[Recorded information Boundary: Start]

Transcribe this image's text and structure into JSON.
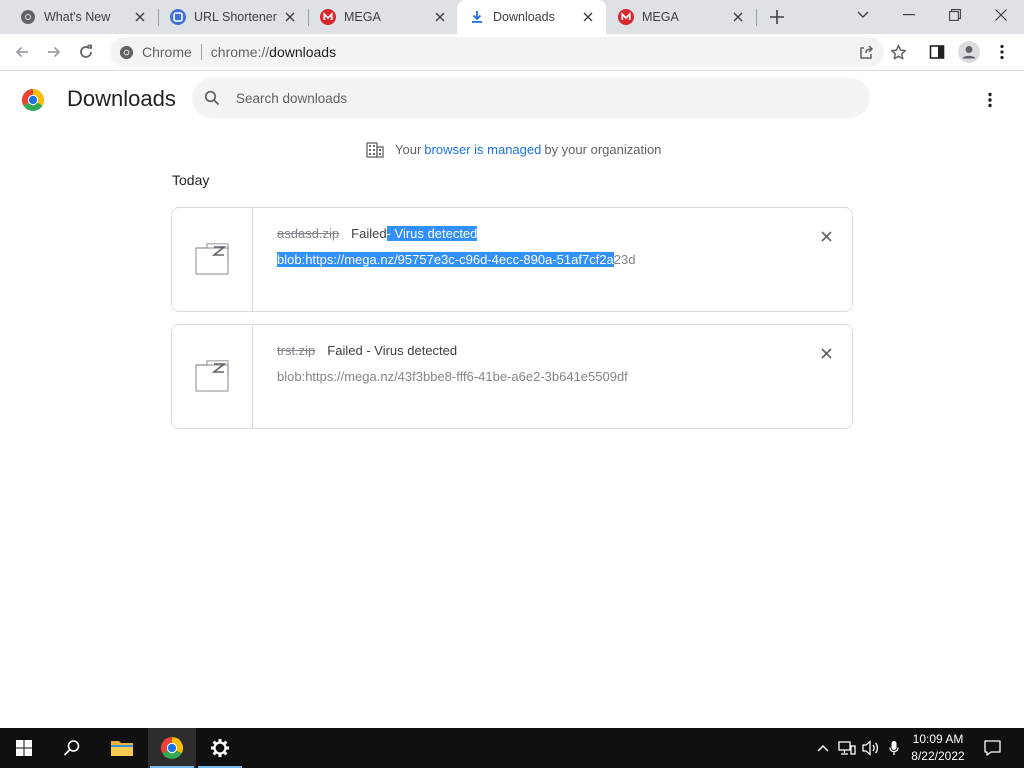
{
  "tabs": [
    {
      "title": "What's New",
      "icon": "chrome-icon",
      "active": false
    },
    {
      "title": "URL Shortener",
      "icon": "url-shortener-icon",
      "active": false
    },
    {
      "title": "MEGA",
      "icon": "mega-icon",
      "active": false
    },
    {
      "title": "Downloads",
      "icon": "download-icon",
      "active": true
    },
    {
      "title": "MEGA",
      "icon": "mega-icon",
      "active": false
    }
  ],
  "omnibox": {
    "site_name": "Chrome",
    "url_prefix": "chrome://",
    "url_host": "downloads"
  },
  "page": {
    "title": "Downloads",
    "search_placeholder": "Search downloads",
    "managed": {
      "prefix": "Your",
      "link": "browser is managed",
      "suffix": "by your organization"
    },
    "section_label": "Today"
  },
  "downloads": [
    {
      "file_name": "asdasd.zip",
      "status_prefix": "Failed",
      "status_selected": " - Virus detected",
      "url_selected": "blob:https://mega.nz/95757e3c-c96d-4ecc-890a-51af7cf2a",
      "url_rest": "23d"
    },
    {
      "file_name": "trst.zip",
      "status": "Failed - Virus detected",
      "url": "blob:https://mega.nz/43f3bbe8-fff6-41be-a6e2-3b641e5509df"
    }
  ],
  "taskbar": {
    "time": "10:09 AM",
    "date": "8/22/2022"
  },
  "colors": {
    "accent": "#1a73e8",
    "selection": "#3390ff",
    "mega_red": "#d9272e",
    "tabstrip": "#dee1e6"
  }
}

[Recorded information Boundary: End]

Required work: The lines you return should be those above that contain the word "Failed", every one of them.

Your response:
      "status_prefix": "Failed",
      "status": "Failed - Virus detected",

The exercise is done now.